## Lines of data
- - - -
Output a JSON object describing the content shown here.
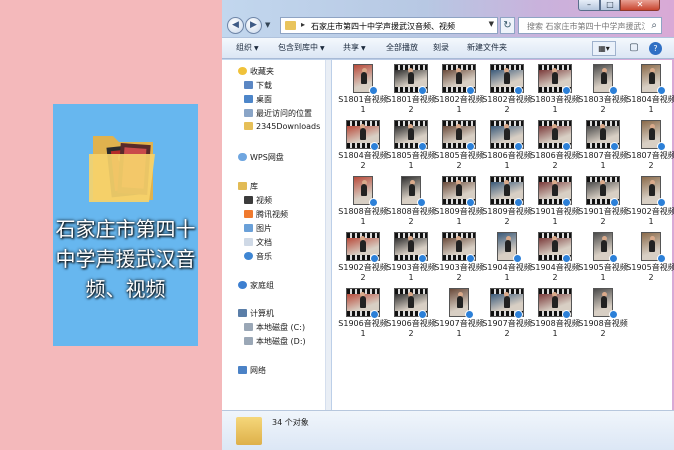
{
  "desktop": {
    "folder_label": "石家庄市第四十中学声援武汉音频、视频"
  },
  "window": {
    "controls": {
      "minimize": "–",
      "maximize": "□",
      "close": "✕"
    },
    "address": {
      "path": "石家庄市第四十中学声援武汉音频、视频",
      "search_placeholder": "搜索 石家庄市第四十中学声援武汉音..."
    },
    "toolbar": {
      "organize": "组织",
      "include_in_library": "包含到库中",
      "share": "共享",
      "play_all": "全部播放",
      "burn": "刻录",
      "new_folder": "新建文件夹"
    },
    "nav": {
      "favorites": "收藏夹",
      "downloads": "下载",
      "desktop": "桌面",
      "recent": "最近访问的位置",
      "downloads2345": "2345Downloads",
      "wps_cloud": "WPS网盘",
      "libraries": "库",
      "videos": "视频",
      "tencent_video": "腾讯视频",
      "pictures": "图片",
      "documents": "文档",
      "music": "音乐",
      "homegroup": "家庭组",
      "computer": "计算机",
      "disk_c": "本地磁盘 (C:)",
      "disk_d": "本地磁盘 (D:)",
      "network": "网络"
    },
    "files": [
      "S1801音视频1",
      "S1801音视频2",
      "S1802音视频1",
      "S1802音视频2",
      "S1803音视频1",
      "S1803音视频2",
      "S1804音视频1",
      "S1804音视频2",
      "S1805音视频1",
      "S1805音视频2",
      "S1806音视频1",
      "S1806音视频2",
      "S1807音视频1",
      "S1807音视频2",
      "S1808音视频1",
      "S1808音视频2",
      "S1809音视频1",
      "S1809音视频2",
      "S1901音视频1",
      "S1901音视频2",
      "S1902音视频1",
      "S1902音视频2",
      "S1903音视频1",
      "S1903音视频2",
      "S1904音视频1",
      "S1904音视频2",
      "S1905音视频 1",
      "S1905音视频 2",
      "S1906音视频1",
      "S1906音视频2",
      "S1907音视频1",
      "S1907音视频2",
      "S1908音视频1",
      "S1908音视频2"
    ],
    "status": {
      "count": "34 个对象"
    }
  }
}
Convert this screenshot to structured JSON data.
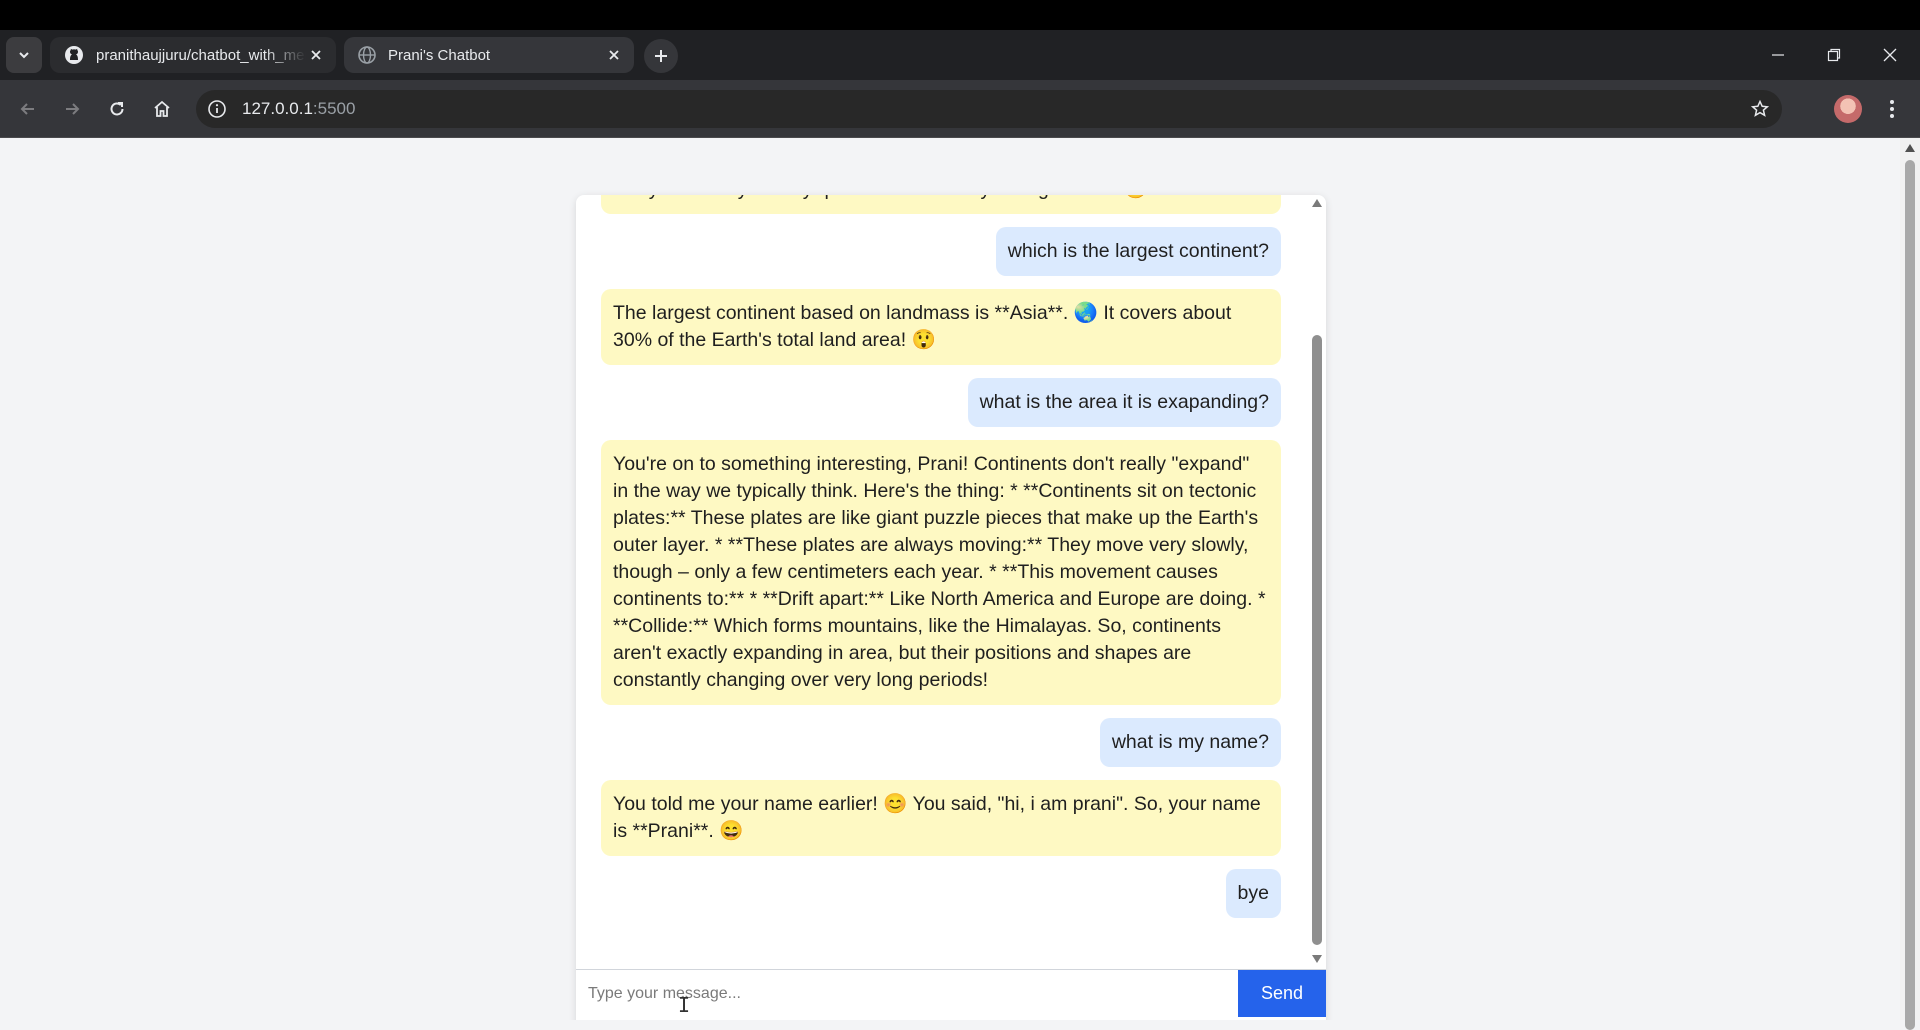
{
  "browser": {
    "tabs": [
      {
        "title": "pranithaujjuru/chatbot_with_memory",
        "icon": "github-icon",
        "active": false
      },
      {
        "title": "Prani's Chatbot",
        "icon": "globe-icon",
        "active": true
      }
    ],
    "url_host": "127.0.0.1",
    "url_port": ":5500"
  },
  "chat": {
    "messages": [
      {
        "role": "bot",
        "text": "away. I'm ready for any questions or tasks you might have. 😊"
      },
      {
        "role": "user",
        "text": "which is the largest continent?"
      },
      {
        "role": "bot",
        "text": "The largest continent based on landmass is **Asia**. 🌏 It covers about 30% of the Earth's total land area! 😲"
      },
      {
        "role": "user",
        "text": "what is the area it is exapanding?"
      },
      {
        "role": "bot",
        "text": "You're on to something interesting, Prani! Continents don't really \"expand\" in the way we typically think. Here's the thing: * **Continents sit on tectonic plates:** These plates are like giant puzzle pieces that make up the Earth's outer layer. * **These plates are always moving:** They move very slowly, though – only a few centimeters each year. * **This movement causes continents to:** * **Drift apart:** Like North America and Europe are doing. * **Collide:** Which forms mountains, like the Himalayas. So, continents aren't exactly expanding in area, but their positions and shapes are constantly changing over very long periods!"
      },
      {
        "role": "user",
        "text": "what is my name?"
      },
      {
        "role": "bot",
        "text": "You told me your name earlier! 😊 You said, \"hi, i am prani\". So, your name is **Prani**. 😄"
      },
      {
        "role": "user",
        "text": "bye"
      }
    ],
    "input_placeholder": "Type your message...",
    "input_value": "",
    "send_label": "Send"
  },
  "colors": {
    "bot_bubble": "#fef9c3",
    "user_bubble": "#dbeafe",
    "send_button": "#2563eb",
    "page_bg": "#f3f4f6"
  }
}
- - - -
## TASK OBJECTIVE
Copy each line of the listing that includes "largest".

## SOLVED PROBLEM
        "text": "which is the largest continent?"
        "text": "The largest continent based on landmass is **Asia**. 🌏 It covers about 30% of the Earth's total land area! 😲"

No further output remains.